=== Data provided ===

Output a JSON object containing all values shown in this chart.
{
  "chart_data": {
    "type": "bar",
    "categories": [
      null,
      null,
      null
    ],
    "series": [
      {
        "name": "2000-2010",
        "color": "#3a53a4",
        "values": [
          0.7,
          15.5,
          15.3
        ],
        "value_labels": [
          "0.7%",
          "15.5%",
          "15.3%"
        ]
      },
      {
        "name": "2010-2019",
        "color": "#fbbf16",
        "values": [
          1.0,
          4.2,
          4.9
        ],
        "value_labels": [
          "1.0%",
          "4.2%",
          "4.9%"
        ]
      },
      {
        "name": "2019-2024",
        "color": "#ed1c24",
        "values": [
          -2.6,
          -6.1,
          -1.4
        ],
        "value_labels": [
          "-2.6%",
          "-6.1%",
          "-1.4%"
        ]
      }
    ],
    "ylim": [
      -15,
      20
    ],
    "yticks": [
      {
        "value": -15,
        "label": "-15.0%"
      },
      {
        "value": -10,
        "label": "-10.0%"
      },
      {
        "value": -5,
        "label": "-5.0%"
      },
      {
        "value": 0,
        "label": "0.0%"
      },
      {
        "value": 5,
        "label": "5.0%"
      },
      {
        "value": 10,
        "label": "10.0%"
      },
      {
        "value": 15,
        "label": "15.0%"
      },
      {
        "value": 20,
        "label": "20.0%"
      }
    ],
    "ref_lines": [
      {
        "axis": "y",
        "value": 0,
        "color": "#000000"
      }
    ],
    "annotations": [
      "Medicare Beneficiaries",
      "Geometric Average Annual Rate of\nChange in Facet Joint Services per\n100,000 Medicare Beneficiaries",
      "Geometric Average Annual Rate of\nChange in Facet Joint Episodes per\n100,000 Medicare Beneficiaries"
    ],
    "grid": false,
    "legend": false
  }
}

===

Prompt →
Give only the count of lines in the data that include the string "Rate".

Task solution →
2